- [Entries]:
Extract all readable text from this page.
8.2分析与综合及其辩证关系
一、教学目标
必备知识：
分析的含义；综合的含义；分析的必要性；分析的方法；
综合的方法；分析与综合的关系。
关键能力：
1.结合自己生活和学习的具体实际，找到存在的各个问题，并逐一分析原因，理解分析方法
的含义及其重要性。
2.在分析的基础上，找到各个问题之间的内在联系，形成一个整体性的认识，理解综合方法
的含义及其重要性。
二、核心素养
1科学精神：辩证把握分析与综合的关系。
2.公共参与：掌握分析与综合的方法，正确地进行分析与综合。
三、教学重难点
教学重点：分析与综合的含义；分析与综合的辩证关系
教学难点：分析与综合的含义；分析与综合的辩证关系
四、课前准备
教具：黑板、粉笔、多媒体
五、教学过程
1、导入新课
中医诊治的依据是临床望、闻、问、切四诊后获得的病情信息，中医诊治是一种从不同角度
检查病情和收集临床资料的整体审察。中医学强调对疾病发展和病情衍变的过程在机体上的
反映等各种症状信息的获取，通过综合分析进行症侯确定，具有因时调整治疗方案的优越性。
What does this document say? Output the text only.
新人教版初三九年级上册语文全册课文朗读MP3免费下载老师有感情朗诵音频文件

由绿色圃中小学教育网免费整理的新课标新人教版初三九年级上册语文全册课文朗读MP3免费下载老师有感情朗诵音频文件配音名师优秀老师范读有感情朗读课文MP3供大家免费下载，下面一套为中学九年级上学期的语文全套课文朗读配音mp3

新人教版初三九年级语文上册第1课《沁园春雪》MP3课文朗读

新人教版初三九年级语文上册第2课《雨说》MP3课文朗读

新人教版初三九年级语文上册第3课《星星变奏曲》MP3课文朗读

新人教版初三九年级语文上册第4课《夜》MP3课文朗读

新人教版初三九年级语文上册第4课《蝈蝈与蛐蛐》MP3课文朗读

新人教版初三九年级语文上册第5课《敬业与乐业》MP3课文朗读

- [What the task requires]: Copy the data above in full, character for character.

- [Solved exercise]:
Extract all readable text from this page.
8.2分析与综合及其辩证关系
一、教学目标
必备知识：
分析的含义；综合的含义；分析的必要性；分析的方法；
综合的方法；分析与综合的关系。
关键能力：
1.结合自己生活和学习的具体实际，找到存在的各个问题，并逐一分析原因，理解分析方法
的含义及其重要性。
2.在分析的基础上，找到各个问题之间的内在联系，形成一个整体性的认识，理解综合方法
的含义及其重要性。
二、核心素养
1科学精神：辩证把握分析与综合的关系。
2.公共参与：掌握分析与综合的方法，正确地进行分析与综合。
三、教学重难点
教学重点：分析与综合的含义；分析与综合的辩证关系
教学难点：分析与综合的含义；分析与综合的辩证关系
四、课前准备
教具：黑板、粉笔、多媒体
五、教学过程
1、导入新课
中医诊治的依据是临床望、闻、问、切四诊后获得的病情信息，中医诊治是一种从不同角度
检查病情和收集临床资料的整体审察。中医学强调对疾病发展和病情衍变的过程在机体上的
反映等各种症状信息的获取，通过综合分析进行症侯确定，具有因时调整治疗方案的优越性。
What does this document say? Output the text only.
新人教版初三九年级上册语文全册课文朗读MP3免费下载老师有感情朗诵音频文件

由绿色圃中小学教育网免费整理的新课标新人教版初三九年级上册语文全册课文朗读MP3免费下载老师有感情朗诵音频文件配音名师优秀老师范读有感情朗读课文MP3供大家免费下载，下面一套为中学九年级上学期的语文全套课文朗读配音mp3

新人教版初三九年级语文上册第1课《沁园春雪》MP3课文朗读

新人教版初三九年级语文上册第2课《雨说》MP3课文朗读

新人教版初三九年级语文上册第3课《星星变奏曲》MP3课文朗读

新人教版初三九年级语文上册第4课《夜》MP3课文朗读

新人教版初三九年级语文上册第4课《蝈蝈与蛐蛐》MP3课文朗读

新人教版初三九年级语文上册第5课《敬业与乐业》MP3课文朗读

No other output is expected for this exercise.